* _ROWS_:

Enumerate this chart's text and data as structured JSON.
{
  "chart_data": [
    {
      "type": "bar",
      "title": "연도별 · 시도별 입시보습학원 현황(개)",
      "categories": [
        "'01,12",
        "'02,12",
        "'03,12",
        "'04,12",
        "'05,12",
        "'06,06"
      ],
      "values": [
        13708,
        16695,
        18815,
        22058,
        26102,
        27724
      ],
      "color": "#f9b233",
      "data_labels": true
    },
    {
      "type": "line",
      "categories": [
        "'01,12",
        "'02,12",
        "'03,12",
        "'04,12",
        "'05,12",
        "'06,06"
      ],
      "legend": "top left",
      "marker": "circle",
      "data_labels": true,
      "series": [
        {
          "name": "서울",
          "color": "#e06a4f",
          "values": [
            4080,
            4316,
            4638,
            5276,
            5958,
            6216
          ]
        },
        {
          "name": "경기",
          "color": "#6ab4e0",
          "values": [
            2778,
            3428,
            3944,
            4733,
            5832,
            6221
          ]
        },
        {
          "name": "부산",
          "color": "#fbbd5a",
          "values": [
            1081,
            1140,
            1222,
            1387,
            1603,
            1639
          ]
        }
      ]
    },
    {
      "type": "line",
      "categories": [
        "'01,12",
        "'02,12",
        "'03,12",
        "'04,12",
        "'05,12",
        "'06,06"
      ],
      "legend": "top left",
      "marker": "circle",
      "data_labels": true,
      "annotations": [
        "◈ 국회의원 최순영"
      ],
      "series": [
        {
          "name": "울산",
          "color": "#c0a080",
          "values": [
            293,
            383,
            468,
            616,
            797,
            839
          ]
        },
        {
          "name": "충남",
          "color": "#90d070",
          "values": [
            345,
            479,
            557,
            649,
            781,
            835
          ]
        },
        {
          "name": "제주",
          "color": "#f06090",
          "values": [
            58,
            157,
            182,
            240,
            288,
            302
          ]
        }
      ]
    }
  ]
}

* _DIRECTIONS_: Each record above should be returned exactly as it appears.

* _RESPONSE FOR THIS EXERCISE_:
Enumerate this chart's text and data as structured JSON.
{
  "chart_data": [
    {
      "type": "bar",
      "title": "연도별 · 시도별 입시보습학원 현황(개)",
      "categories": [
        "'01,12",
        "'02,12",
        "'03,12",
        "'04,12",
        "'05,12",
        "'06,06"
      ],
      "values": [
        13708,
        16695,
        18815,
        22058,
        26102,
        27724
      ],
      "color": "#f9b233",
      "data_labels": true
    },
    {
      "type": "line",
      "categories": [
        "'01,12",
        "'02,12",
        "'03,12",
        "'04,12",
        "'05,12",
        "'06,06"
      ],
      "legend": "top left",
      "marker": "circle",
      "data_labels": true,
      "series": [
        {
          "name": "서울",
          "color": "#e06a4f",
          "values": [
            4080,
            4316,
            4638,
            5276,
            5958,
            6216
          ]
        },
        {
          "name": "경기",
          "color": "#6ab4e0",
          "values": [
            2778,
            3428,
            3944,
            4733,
            5832,
            6221
          ]
        },
        {
          "name": "부산",
          "color": "#fbbd5a",
          "values": [
            1081,
            1140,
            1222,
            1387,
            1603,
            1639
          ]
        }
      ]
    },
    {
      "type": "line",
      "categories": [
        "'01,12",
        "'02,12",
        "'03,12",
        "'04,12",
        "'05,12",
        "'06,06"
      ],
      "legend": "top left",
      "marker": "circle",
      "data_labels": true,
      "annotations": [
        "◈ 국회의원 최순영"
      ],
      "series": [
        {
          "name": "울산",
          "color": "#c0a080",
          "values": [
            293,
            383,
            468,
            616,
            797,
            839
          ]
        },
        {
          "name": "충남",
          "color": "#90d070",
          "values": [
            345,
            479,
            557,
            649,
            781,
            835
          ]
        },
        {
          "name": "제주",
          "color": "#f06090",
          "values": [
            58,
            157,
            182,
            240,
            288,
            302
          ]
        }
      ]
    }
  ]
}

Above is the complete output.